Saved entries
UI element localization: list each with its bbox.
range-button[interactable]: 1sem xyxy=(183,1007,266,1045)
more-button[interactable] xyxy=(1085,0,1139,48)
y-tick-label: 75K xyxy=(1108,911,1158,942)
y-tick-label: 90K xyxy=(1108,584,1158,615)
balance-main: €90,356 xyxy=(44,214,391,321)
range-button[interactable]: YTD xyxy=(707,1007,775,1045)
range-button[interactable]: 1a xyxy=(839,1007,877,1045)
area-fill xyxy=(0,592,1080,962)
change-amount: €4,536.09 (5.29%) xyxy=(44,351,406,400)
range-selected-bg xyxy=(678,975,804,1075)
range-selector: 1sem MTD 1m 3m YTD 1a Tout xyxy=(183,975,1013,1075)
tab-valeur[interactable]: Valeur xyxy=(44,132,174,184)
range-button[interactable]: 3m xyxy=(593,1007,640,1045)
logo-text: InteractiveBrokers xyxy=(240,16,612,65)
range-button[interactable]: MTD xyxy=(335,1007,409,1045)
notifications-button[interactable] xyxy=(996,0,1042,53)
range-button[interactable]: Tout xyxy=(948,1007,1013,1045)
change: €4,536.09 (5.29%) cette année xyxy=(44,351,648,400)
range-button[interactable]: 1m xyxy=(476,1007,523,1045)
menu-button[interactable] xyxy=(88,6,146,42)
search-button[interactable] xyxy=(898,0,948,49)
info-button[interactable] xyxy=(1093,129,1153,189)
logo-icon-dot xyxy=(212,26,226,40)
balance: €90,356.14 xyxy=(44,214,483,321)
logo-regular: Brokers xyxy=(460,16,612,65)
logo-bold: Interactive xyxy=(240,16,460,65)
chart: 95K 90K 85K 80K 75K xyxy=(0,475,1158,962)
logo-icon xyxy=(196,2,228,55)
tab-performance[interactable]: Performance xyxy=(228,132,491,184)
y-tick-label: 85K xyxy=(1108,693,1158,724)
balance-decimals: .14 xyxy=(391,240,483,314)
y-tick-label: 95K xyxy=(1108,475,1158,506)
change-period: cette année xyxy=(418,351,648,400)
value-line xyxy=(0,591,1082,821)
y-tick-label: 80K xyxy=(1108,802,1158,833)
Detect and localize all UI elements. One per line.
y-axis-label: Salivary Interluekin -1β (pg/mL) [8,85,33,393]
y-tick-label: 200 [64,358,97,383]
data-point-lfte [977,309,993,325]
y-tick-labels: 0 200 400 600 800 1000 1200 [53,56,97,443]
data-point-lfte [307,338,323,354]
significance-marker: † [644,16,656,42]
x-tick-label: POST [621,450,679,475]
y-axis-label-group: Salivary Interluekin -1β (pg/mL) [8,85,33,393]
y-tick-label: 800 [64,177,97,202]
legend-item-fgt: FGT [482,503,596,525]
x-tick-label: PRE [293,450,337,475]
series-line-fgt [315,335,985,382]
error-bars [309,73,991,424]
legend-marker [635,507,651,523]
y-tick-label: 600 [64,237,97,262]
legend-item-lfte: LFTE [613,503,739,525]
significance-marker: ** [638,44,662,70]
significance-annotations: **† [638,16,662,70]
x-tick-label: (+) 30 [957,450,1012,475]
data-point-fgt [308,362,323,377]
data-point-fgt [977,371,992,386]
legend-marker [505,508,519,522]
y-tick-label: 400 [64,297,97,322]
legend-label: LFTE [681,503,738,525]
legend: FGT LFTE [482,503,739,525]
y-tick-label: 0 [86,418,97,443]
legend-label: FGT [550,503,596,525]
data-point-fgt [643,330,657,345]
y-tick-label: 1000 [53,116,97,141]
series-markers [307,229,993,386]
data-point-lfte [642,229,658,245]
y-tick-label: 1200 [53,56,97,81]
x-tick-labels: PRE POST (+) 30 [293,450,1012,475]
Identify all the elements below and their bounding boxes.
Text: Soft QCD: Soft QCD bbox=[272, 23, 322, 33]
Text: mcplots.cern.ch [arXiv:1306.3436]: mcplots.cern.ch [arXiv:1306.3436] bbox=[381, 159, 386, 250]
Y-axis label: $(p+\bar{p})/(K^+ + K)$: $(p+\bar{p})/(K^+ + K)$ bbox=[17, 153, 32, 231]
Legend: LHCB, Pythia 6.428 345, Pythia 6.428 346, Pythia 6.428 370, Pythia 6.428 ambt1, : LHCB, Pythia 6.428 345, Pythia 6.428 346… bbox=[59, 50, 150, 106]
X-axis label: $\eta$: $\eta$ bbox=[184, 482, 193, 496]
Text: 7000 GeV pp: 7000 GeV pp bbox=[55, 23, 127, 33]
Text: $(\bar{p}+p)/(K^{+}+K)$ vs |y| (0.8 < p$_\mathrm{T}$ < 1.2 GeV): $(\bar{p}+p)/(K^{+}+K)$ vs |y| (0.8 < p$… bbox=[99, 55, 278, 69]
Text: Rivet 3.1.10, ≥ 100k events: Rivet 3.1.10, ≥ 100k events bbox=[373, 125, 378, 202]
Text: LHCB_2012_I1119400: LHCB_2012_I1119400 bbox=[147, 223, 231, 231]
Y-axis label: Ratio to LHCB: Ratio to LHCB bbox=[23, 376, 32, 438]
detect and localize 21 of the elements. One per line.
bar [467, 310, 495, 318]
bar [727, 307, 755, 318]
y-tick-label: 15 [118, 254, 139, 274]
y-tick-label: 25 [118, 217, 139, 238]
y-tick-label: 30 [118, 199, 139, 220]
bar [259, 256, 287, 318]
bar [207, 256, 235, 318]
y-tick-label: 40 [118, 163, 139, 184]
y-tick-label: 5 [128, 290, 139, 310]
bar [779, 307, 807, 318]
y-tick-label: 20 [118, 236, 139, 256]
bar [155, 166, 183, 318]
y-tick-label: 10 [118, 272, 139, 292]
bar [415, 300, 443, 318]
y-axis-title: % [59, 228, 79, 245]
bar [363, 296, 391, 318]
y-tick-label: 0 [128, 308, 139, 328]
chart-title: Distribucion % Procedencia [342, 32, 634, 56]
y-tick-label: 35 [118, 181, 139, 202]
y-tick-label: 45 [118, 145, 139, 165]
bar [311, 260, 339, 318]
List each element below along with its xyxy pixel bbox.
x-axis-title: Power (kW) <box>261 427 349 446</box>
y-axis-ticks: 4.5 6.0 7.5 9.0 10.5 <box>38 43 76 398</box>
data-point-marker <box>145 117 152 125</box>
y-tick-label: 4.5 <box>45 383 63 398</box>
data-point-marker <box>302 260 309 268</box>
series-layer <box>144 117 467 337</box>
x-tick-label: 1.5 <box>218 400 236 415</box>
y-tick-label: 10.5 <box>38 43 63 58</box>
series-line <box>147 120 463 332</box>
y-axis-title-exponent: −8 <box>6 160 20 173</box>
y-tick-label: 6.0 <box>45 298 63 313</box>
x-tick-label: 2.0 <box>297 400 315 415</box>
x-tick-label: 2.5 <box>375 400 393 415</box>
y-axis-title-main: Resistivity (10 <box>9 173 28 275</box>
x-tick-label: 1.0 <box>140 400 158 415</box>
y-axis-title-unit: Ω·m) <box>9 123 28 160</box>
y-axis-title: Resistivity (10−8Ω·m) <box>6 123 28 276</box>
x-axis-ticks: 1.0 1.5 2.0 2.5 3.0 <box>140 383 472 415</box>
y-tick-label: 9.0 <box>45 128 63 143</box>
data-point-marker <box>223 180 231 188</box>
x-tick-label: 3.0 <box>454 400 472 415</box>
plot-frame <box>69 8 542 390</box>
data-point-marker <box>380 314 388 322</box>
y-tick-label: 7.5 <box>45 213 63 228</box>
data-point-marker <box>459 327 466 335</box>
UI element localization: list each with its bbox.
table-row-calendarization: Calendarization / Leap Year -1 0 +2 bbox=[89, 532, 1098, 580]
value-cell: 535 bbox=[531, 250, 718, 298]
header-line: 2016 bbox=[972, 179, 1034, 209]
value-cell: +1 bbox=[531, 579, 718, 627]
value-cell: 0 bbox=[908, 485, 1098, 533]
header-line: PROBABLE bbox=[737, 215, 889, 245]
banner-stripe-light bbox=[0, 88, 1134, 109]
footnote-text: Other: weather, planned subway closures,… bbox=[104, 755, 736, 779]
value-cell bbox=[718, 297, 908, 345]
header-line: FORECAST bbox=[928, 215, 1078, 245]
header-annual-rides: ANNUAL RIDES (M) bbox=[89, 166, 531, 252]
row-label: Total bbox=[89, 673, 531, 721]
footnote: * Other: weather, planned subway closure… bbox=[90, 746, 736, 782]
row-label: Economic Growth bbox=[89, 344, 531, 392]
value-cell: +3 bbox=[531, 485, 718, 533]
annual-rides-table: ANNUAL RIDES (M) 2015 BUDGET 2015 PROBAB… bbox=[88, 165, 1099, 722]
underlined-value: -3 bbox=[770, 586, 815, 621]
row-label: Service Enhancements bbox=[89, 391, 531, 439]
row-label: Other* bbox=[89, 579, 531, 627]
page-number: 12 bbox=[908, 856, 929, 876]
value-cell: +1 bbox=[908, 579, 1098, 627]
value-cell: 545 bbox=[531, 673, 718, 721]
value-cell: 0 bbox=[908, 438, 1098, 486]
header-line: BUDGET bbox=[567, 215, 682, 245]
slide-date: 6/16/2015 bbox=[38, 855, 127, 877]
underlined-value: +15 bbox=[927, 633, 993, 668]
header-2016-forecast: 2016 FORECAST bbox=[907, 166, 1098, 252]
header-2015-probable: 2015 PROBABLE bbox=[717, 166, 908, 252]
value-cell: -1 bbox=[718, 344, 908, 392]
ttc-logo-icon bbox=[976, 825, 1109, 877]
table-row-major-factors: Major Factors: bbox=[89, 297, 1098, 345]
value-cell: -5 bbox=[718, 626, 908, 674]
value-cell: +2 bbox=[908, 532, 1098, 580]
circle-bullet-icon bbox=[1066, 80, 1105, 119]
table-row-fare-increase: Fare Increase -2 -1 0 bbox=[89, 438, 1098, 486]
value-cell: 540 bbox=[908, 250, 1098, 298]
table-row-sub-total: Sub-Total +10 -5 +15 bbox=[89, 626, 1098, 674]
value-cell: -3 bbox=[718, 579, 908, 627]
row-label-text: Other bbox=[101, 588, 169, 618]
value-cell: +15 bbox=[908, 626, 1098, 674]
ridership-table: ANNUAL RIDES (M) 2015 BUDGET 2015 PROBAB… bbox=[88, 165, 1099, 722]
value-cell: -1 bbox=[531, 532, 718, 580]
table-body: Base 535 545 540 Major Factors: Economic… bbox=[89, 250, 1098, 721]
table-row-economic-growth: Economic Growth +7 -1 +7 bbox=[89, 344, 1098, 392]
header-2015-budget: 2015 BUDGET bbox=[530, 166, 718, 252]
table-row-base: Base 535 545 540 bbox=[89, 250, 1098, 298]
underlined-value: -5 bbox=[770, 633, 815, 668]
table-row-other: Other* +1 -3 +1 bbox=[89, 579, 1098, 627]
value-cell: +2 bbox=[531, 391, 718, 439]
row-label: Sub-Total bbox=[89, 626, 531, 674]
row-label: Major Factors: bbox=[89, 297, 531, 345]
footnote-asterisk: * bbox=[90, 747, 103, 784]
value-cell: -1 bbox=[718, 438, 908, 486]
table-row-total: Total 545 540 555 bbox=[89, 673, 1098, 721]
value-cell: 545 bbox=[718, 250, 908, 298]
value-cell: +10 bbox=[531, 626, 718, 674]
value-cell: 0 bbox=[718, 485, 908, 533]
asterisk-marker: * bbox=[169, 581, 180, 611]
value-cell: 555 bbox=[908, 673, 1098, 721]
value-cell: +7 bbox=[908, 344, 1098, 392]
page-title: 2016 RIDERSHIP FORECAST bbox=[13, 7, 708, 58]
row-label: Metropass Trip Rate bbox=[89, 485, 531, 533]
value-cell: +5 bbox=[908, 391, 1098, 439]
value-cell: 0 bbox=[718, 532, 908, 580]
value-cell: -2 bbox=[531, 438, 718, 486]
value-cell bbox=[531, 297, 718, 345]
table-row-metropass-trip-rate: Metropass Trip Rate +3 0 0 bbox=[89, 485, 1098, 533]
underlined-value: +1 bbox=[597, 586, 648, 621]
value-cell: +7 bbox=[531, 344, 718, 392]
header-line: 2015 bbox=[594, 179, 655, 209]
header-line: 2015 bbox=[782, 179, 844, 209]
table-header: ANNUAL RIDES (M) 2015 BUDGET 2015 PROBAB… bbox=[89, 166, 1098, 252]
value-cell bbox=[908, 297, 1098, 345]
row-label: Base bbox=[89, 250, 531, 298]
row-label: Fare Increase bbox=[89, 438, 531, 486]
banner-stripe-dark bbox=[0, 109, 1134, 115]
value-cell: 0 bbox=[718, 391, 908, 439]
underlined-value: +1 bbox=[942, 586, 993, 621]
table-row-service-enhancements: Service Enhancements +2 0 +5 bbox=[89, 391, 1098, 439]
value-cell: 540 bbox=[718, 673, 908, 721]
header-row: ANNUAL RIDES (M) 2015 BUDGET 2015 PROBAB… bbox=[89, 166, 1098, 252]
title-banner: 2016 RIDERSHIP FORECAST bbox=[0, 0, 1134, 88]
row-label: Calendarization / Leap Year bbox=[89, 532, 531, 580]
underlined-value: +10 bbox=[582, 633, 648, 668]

- [Problem statement] Copy out word for word everything from the start of the rows down to the line containing "range-button[interactable]: 1a xyxy=(839,1007,877,1045)", including that line.

- [Exercise output]
UI element localization: list each with its bbox.
range-button[interactable]: 1sem xyxy=(183,1007,266,1045)
more-button[interactable] xyxy=(1085,0,1139,48)
y-tick-label: 75K xyxy=(1108,911,1158,942)
y-tick-label: 90K xyxy=(1108,584,1158,615)
balance-main: €90,356 xyxy=(44,214,391,321)
range-button[interactable]: YTD xyxy=(707,1007,775,1045)
range-button[interactable]: 1a xyxy=(839,1007,877,1045)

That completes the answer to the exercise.